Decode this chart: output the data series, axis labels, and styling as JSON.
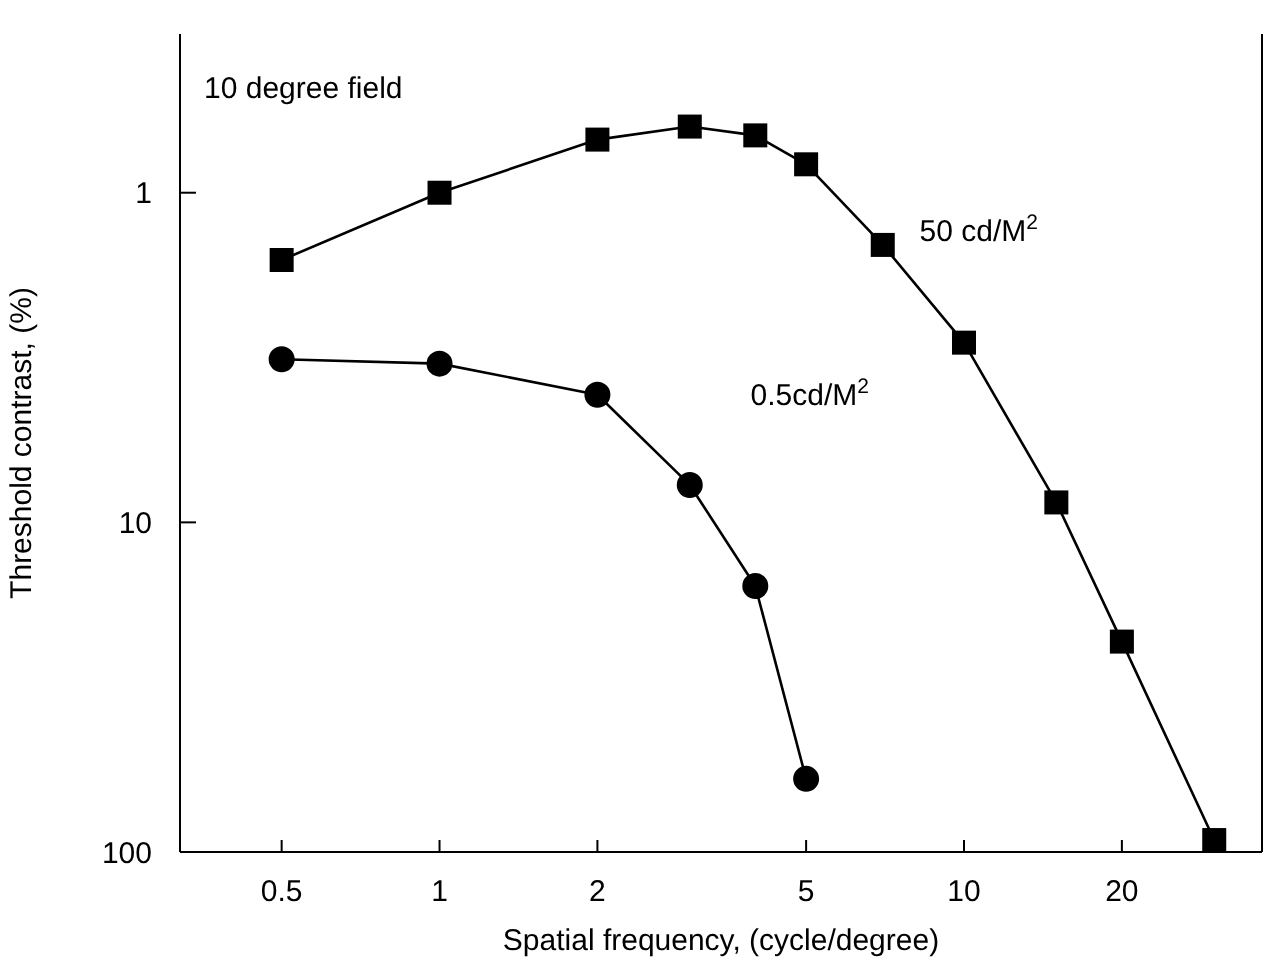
{
  "chart_data": {
    "type": "line",
    "xlabel": "Spatial frequency, (cycle/degree)",
    "ylabel": "Threshold contrast, (%)",
    "annotations": [
      "10 degree field"
    ],
    "log": "xy",
    "xlim": [
      0.32,
      37
    ],
    "xticks": [
      0.5,
      1,
      2,
      5,
      10,
      20
    ],
    "ylim": [
      100,
      0.33
    ],
    "yticks": [
      1,
      10,
      100
    ],
    "line_style": "solid",
    "series": [
      {
        "name": "50 cd/M$^{2}$",
        "color": "#000000",
        "marker": "square",
        "x": [
          0.5,
          1,
          2,
          3,
          4,
          5,
          7,
          10,
          15,
          20,
          30
        ],
        "values": [
          1.6,
          1.0,
          0.69,
          0.63,
          0.67,
          0.82,
          1.44,
          2.85,
          8.7,
          23,
          92
        ]
      },
      {
        "name": "0.5cd/M$^{2}$",
        "color": "#000000",
        "marker": "circle",
        "x": [
          0.5,
          1,
          2,
          3,
          4,
          5
        ],
        "values": [
          3.2,
          3.3,
          4.1,
          7.7,
          15.6,
          60
        ]
      }
    ]
  }
}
────
• [WORK TO DO] Pull out every line in the data above that has the word "series".

• [ANSWER FOR THIS EXERCISE]
Decode this chart: output the data series, axis labels, and styling as JSON.
    "series": [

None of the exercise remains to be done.